▶ _Records that describe figures_:
####
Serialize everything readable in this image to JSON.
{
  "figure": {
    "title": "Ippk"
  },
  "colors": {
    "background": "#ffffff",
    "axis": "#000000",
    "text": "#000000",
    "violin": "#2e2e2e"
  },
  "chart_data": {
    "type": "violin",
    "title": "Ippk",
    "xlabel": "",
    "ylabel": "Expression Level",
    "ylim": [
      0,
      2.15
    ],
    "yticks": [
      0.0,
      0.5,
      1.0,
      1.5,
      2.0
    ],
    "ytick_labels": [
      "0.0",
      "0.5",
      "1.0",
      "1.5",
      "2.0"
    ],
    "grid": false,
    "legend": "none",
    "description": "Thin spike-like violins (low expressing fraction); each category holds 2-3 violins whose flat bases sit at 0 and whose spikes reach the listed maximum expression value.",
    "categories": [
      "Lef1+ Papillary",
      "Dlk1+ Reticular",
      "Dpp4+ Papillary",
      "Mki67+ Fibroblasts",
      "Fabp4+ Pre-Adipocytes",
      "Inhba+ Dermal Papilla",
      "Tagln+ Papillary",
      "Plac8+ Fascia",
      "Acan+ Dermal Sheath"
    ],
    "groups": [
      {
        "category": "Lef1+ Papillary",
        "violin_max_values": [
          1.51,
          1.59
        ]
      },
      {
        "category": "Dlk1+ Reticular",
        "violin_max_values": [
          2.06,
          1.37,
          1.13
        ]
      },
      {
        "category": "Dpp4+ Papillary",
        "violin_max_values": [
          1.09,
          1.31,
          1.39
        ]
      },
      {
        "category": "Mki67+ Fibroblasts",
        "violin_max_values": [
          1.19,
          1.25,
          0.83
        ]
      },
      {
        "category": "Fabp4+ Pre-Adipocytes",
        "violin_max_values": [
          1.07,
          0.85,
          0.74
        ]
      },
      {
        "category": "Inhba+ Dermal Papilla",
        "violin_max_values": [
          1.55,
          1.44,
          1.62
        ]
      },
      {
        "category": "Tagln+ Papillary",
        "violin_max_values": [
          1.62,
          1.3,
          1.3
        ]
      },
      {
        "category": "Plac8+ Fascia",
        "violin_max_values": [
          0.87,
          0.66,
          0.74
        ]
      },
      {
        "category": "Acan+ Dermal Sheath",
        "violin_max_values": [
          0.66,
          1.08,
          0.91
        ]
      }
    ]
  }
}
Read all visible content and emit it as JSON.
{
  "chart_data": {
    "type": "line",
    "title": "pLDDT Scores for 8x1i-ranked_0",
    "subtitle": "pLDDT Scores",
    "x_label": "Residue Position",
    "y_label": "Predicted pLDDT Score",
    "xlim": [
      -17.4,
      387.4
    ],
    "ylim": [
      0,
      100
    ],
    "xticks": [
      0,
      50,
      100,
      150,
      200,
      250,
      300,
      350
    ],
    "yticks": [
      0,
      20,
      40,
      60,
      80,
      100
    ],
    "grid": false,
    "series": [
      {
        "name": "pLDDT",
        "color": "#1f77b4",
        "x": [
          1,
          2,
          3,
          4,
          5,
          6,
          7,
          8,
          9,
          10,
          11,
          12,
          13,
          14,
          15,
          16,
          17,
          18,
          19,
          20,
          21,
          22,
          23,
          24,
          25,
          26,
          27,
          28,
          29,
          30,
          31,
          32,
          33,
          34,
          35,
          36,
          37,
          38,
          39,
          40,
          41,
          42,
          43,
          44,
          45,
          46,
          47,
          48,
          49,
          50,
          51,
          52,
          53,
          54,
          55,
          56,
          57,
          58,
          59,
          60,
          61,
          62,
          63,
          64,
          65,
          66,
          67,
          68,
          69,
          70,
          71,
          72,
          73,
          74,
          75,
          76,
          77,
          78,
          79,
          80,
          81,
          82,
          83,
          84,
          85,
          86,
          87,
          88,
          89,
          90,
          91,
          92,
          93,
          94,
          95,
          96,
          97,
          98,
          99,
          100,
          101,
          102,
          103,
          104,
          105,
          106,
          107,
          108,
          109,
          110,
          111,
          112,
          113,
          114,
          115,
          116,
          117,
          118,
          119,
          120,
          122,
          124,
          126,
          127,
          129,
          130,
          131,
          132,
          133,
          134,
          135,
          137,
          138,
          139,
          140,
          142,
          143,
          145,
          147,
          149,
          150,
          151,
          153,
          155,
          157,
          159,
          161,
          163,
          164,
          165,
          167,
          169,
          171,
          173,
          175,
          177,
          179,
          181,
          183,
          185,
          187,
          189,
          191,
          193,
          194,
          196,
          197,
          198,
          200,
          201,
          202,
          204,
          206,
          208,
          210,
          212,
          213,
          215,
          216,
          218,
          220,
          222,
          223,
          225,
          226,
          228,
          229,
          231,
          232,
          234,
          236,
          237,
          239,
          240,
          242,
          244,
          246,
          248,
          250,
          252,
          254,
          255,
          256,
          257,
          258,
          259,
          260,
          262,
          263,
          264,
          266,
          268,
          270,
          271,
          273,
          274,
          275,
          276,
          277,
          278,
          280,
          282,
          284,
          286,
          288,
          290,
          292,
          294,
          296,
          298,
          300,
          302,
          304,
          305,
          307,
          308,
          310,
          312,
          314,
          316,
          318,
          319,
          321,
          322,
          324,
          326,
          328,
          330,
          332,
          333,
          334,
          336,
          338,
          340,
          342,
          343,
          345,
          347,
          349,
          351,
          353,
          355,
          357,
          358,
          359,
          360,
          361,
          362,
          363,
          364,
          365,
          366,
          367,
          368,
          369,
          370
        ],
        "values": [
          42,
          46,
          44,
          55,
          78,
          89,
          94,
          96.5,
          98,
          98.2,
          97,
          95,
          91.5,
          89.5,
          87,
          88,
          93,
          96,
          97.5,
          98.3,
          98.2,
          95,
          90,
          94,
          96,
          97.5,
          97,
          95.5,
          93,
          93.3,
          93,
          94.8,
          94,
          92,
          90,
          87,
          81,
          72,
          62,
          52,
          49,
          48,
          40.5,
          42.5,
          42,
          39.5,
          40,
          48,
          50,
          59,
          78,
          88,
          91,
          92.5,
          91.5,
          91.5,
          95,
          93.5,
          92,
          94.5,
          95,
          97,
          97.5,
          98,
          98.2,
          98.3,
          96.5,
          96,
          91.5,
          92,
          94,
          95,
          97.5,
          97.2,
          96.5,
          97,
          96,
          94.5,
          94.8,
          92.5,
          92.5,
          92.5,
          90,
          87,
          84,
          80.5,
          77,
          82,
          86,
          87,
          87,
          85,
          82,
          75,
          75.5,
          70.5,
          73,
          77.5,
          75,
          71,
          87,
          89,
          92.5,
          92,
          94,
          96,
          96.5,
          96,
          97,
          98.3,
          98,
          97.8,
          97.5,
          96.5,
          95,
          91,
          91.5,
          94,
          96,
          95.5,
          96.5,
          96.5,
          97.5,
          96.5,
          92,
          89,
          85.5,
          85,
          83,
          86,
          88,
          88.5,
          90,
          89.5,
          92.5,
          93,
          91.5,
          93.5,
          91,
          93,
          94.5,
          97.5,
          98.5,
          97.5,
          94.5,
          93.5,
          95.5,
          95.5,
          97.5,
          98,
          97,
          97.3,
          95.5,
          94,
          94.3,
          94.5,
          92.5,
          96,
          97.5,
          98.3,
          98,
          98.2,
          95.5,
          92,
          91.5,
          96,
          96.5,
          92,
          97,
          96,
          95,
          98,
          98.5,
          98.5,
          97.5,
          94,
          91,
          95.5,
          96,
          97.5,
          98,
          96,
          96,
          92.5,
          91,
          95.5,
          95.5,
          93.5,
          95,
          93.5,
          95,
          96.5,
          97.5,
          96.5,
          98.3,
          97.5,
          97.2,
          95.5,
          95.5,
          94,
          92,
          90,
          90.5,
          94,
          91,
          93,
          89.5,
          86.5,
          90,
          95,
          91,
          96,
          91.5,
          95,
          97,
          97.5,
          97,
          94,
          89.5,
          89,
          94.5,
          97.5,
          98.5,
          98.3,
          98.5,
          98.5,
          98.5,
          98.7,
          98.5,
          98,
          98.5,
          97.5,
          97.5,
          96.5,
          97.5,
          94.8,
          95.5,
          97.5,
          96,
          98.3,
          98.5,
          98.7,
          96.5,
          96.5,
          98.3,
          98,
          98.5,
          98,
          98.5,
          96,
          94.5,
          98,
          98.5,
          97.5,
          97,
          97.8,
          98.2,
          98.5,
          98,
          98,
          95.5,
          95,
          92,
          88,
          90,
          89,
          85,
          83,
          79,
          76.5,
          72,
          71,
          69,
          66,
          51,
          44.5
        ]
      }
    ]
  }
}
####
▶ _WHAT YOU ARE ASKED TO DO_:
Copy out each line of the records where the string "category" appears.

▶ _WRITTEN REPLY_:
    "description": "Thin spike-like violins (low expressing fraction); each category holds 2-3 violins whose flat bases sit at 0 and whose spikes reach the listed maximum expression value.",
        "category": "Lef1+ Papillary",
        "category": "Dlk1+ Reticular",
        "category": "Dpp4+ Papillary",
        "category": "Mki67+ Fibroblasts",
        "category": "Fabp4+ Pre-Adipocytes",
        "category": "Inhba+ Dermal Papilla",
        "category": "Tagln+ Papillary",
        "category": "Plac8+ Fascia",
        "category": "Acan+ Dermal Sheath",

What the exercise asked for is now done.